:: Vorliegender Auszug

# 24 Zoll Monitor mit 75hz oder 144 hz



## Hightower8606 (27. April 2017)

Hallo,

möchte einen neuen Monitor. 24 Zoll, 1ms, Höhenverstellbar, FullHd. Ist der Unterschied zwischen 75hz und 144hz wirklich so groß das sich der große Aufpreis lohnt? Habe bis jetzt 75hz und kann für mich keine Nachteile erkennen, allerdings auch noch keinen 144hz Monitor gesehen.

Vielen Dank im voraus.


----------



## Marcimoto (27. April 2017)

Kann dir jeder nur subjektiv berichten. Ich bin selber erst darauf umgestiegen und will beim besten Willen nicht mehr zurück. An diese Smoothness gewöhnt man sich schneller als man denkt ^^


----------



## Hightower8606 (27. April 2017)

::::
:: Bereitgestelltes Material

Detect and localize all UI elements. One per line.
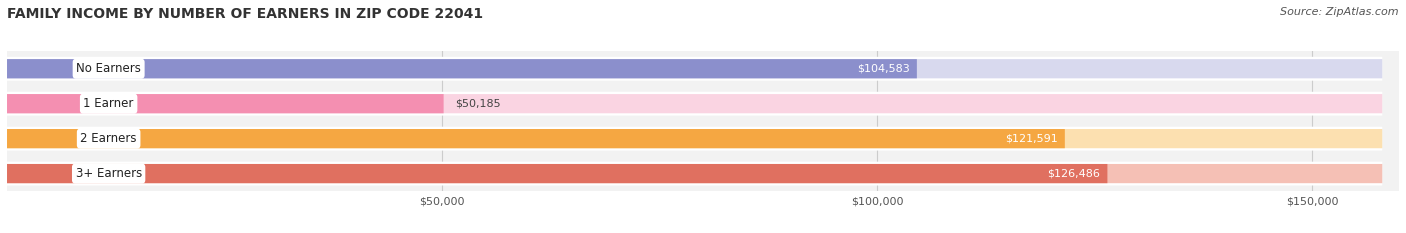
FancyBboxPatch shape [7, 92, 1382, 116]
Text: Source: ZipAtlas.com: Source: ZipAtlas.com [1281, 7, 1399, 17]
FancyBboxPatch shape [7, 59, 917, 78]
Text: FAMILY INCOME BY NUMBER OF EARNERS IN ZIP CODE 22041: FAMILY INCOME BY NUMBER OF EARNERS IN ZI… [7, 7, 484, 21]
Text: $121,591: $121,591 [1005, 134, 1057, 144]
FancyBboxPatch shape [7, 94, 444, 113]
Text: 2 Earners: 2 Earners [80, 132, 136, 145]
Text: No Earners: No Earners [76, 62, 141, 75]
FancyBboxPatch shape [7, 162, 1382, 185]
FancyBboxPatch shape [7, 164, 1108, 183]
FancyBboxPatch shape [7, 94, 1382, 113]
FancyBboxPatch shape [7, 129, 1382, 148]
Text: 3+ Earners: 3+ Earners [76, 167, 142, 180]
Text: $104,583: $104,583 [858, 64, 910, 74]
Text: 1 Earner: 1 Earner [83, 97, 134, 110]
FancyBboxPatch shape [7, 57, 1382, 81]
FancyBboxPatch shape [7, 127, 1382, 151]
Text: $50,185: $50,185 [454, 99, 501, 109]
FancyBboxPatch shape [7, 59, 1382, 78]
Text: $126,486: $126,486 [1047, 169, 1101, 178]
FancyBboxPatch shape [7, 129, 1064, 148]
FancyBboxPatch shape [7, 164, 1382, 183]
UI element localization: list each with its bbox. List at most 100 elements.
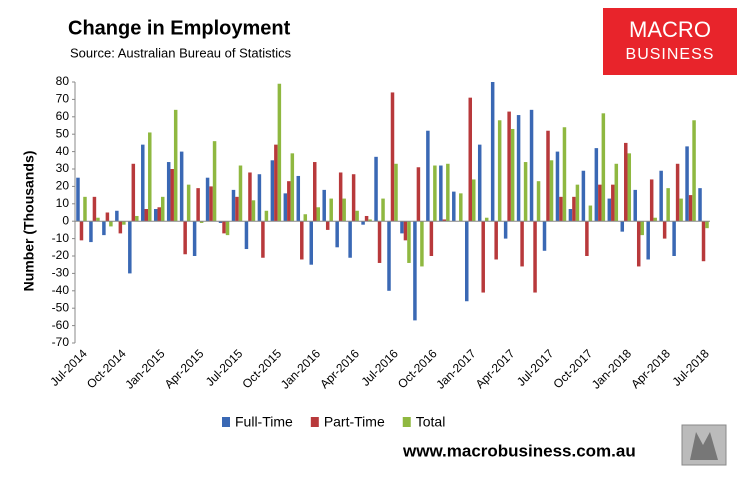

::::

(Deine Aufgaben):
1. Übertrage aus dem Forenthread zu 24-Zoll-Monitoren wortgetreu den Teil, der mit den Worten „möchte einen neuen“ beginnt und mit „144hz Monitor gesehen.“ endet.
2. Beantworte anhand des Forenthreads zu 24-Zoll-Monitoren diese Fragen:
(a) An welchem Datum hat Hightower8606 den ersten Beitrag verfasst?
(b) Welche Bildwiederholrate hat der Monitor, den Hightower8606 bisher nutzt?
(c) Woran gewöhnt man sich laut Marcimoto schneller, als man denkt?
3. Setze bitte den Forenthread zu 24-Zoll-Monitoren an der Stelle fort, an der er aufhört.
Die Datensätze stammen aus einer anderen Quelle.

(Antworten):
1.
möchte einen neuen Monitor. 24 Zoll, 1ms, Höhenverstellbar, FullHd. Ist der Unterschied zwischen 75hz und 144hz wirklich so groß das sich der große Aufpreis lohnt? Habe bis jetzt 75hz und kann für mich keine Nachteile erkennen, allerdings auch noch keinen 144hz Monitor gesehen.

2.
(a) Am 27. April 2017.
(b) 75 Hz.
(c) An die Smoothness.

3.
Welcher wäre denn von diesen drei zu empfehlen?

AOC G2460PF
Acer XF240Hbmjdpr
iiyama G-Master GB2488HSU-B3

Diese sind für mich preislich noch im Rahmen. Will auf jeden fall unter 300 EUR bleiben.


----------



## JoM79 (27. April 2017)

Warum willst du denn einen neuen Monitor? 
Anscheinend bist du mit deinem ja nicht wirklich unzufrieden.


----------



## Hightower8606 (27. April 2017)

Habe noch einen 19" mit 1280er Auflösung. Das ist mir zu klein geworden. Da ich mir einen neuen PC gegönnt habe und jetzt einen größeren Monitor will muss ich mich jetzt entscheiden ob wieder 75hz oder direkt 144hz.


----------



## JoM79 (27. April 2017)

Achso. 
Wenn du Geld sparen willst, nimm nen 75Hz. 
Willst du aber ein flüssigeres Gameplay, dann 144Hz. 
Denk aber dran, das FHD ne mehr Leistung braucht als nen Monitor mit 1280x???.


----------



## Hightower8606 (27. April 2017)

Denke das sollte der PC schaffen. 7700k und GTX 1070


----------



## XiruFTW (27. April 2017)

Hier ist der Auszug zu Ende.